===== GIVEN RECORDS =====

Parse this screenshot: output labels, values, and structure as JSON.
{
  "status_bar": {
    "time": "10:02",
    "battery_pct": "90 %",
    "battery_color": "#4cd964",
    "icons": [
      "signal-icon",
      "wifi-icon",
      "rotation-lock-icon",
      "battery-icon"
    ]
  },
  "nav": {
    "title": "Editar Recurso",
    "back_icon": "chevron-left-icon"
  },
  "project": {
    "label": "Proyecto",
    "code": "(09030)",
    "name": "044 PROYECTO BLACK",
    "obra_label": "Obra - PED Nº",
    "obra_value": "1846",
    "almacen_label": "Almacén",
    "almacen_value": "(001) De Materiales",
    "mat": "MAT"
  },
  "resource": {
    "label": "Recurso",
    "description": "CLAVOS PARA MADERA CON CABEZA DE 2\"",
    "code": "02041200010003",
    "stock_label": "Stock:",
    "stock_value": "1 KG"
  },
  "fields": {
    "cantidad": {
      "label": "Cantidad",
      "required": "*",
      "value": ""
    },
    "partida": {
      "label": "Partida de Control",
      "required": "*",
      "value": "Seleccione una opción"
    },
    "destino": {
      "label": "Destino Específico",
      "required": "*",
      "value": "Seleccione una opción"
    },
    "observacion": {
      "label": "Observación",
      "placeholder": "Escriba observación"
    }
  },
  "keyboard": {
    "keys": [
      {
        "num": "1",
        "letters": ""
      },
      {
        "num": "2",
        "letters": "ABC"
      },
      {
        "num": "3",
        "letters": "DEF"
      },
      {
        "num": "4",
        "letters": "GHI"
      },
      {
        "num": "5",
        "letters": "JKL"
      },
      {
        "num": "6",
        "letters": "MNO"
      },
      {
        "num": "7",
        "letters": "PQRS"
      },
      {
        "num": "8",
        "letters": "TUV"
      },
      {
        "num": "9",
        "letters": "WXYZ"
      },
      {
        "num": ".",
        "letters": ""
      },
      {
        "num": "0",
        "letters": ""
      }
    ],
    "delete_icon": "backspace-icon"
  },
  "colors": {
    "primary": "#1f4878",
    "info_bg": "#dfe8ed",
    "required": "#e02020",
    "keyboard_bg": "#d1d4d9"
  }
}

=====

* **WRITTEN EXERCISE**
Reproduce each record exactly as it appears.

* **RESPONSE**
Parse this screenshot: output labels, values, and structure as JSON.
{
  "status_bar": {
    "time": "10:02",
    "battery_pct": "90 %",
    "battery_color": "#4cd964",
    "icons": [
      "signal-icon",
      "wifi-icon",
      "rotation-lock-icon",
      "battery-icon"
    ]
  },
  "nav": {
    "title": "Editar Recurso",
    "back_icon": "chevron-left-icon"
  },
  "project": {
    "label": "Proyecto",
    "code": "(09030)",
    "name": "044 PROYECTO BLACK",
    "obra_label": "Obra - PED Nº",
    "obra_value": "1846",
    "almacen_label": "Almacén",
    "almacen_value": "(001) De Materiales",
    "mat": "MAT"
  },
  "resource": {
    "label": "Recurso",
    "description": "CLAVOS PARA MADERA CON CABEZA DE 2\"",
    "code": "02041200010003",
    "stock_label": "Stock:",
    "stock_value": "1 KG"
  },
  "fields": {
    "cantidad": {
      "label": "Cantidad",
      "required": "*",
      "value": ""
    },
    "partida": {
      "label": "Partida de Control",
      "required": "*",
      "value": "Seleccione una opción"
    },
    "destino": {
      "label": "Destino Específico",
      "required": "*",
      "value": "Seleccione una opción"
    },
    "observacion": {
      "label": "Observación",
      "placeholder": "Escriba observación"
    }
  },
  "keyboard": {
    "keys": [
      {
        "num": "1",
        "letters": ""
      },
      {
        "num": "2",
        "letters": "ABC"
      },
      {
        "num": "3",
        "letters": "DEF"
      },
      {
        "num": "4",
        "letters": "GHI"
      },
      {
        "num": "5",
        "letters": "JKL"
      },
      {
        "num": "6",
        "letters": "MNO"
      },
      {
        "num": "7",
        "letters": "PQRS"
      },
      {
        "num": "8",
        "letters": "TUV"
      },
      {
        "num": "9",
        "letters": "WXYZ"
      },
      {
        "num": ".",
        "letters": ""
      },
      {
        "num": "0",
        "letters": ""
      }
    ],
    "delete_icon": "backspace-icon"
  },
  "colors": {
    "primary": "#1f4878",
    "info_bg": "#dfe8ed",
    "required": "#e02020",
    "keyboard_bg": "#d1d4d9"
  }
}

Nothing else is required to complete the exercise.